GOAL:
In the entries below, count every line containing "marker". Reply with the number alone.

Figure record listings
● ● ● ● ● ● ●
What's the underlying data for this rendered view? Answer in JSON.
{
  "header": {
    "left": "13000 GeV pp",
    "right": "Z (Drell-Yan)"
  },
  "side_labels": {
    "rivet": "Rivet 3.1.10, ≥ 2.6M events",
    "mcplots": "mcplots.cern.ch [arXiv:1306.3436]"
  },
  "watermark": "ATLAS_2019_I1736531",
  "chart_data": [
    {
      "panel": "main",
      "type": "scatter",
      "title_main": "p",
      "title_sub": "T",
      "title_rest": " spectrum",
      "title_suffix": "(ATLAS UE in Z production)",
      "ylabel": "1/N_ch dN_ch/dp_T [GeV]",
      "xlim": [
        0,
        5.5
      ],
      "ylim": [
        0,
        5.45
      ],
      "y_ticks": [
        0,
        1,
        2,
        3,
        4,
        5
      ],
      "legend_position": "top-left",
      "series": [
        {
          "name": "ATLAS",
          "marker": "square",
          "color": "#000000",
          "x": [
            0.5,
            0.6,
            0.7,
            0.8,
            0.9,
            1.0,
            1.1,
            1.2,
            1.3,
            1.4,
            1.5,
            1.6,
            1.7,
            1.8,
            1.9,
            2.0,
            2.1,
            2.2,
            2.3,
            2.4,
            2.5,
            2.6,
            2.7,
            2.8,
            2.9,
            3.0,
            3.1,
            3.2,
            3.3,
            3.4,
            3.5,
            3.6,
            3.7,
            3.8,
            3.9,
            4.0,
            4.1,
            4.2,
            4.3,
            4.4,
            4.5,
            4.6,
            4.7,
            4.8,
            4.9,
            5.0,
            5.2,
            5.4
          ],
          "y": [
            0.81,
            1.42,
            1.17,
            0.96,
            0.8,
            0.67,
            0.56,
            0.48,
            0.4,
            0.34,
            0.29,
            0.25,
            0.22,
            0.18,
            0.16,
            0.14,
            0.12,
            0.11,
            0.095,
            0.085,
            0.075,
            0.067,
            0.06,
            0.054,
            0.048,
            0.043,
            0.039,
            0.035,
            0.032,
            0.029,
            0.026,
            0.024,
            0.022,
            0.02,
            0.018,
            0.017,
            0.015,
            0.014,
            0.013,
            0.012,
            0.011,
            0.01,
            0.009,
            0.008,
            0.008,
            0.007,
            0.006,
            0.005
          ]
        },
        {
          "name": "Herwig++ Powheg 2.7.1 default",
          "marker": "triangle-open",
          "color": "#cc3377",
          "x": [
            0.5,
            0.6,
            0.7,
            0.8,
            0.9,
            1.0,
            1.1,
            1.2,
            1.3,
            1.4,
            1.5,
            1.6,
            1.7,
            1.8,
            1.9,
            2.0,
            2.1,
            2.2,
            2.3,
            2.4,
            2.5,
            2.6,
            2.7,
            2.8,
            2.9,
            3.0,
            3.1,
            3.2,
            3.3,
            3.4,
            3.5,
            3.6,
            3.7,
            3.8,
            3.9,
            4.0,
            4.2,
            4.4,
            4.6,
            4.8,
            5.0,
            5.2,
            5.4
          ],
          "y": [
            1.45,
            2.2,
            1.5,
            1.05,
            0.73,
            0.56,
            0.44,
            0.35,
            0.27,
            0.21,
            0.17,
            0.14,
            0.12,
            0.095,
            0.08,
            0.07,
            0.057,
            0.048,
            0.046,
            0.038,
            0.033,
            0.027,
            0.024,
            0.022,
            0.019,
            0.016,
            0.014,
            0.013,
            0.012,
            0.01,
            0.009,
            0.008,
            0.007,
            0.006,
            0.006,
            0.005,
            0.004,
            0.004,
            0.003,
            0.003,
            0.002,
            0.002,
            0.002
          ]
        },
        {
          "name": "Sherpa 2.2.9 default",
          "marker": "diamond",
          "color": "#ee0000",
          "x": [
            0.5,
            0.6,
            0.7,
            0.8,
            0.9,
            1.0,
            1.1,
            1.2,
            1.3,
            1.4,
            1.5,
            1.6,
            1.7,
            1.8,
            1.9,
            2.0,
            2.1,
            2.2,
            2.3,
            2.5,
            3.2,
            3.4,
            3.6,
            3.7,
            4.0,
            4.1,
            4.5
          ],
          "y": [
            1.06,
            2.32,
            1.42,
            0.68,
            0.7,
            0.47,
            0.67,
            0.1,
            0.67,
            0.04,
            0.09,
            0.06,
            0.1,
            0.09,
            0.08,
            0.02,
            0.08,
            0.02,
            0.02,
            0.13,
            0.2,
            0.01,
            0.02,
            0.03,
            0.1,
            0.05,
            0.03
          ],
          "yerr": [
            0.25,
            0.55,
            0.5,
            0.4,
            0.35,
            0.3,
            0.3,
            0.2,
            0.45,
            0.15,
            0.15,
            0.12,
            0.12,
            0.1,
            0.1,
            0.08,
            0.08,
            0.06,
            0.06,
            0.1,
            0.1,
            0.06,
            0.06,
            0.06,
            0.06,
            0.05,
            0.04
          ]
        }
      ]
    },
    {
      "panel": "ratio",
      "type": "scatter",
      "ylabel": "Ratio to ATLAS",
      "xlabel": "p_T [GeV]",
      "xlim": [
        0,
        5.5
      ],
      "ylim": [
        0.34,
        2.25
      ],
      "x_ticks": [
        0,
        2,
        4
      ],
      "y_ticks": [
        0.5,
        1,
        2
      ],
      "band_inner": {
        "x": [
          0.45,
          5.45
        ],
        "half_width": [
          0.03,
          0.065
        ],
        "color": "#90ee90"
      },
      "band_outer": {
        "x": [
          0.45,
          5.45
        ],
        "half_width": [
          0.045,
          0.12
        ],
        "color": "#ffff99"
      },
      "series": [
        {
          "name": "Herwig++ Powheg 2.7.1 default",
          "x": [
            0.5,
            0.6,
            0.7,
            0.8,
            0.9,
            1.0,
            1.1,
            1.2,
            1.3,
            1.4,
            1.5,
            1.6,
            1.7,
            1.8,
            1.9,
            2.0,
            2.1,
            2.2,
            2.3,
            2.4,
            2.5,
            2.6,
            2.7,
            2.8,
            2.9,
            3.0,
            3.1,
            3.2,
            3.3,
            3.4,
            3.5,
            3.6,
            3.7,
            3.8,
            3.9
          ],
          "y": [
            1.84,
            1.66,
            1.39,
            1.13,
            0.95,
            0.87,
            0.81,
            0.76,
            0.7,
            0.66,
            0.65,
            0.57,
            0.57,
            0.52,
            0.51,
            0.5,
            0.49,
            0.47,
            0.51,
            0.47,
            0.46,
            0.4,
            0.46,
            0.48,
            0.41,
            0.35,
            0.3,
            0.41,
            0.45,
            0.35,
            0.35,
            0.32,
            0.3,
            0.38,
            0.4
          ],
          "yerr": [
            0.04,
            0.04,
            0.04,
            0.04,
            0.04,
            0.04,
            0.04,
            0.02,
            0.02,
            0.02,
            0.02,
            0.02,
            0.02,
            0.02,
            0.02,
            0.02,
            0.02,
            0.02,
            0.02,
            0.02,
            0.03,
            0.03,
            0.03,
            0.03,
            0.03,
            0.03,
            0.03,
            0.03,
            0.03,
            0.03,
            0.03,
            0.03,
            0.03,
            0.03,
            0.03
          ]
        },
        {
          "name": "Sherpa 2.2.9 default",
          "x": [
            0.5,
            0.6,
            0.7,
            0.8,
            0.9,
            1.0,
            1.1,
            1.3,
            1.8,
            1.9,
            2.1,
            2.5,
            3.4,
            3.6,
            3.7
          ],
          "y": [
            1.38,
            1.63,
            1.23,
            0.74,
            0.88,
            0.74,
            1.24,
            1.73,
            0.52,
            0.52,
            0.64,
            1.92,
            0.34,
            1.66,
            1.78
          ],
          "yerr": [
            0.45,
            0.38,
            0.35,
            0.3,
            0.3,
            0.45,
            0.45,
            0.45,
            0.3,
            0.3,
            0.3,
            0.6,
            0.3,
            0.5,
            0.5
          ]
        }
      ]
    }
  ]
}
● ● ● ● ● ● ●
SOLUTION FOR THIS EXERCISE:
3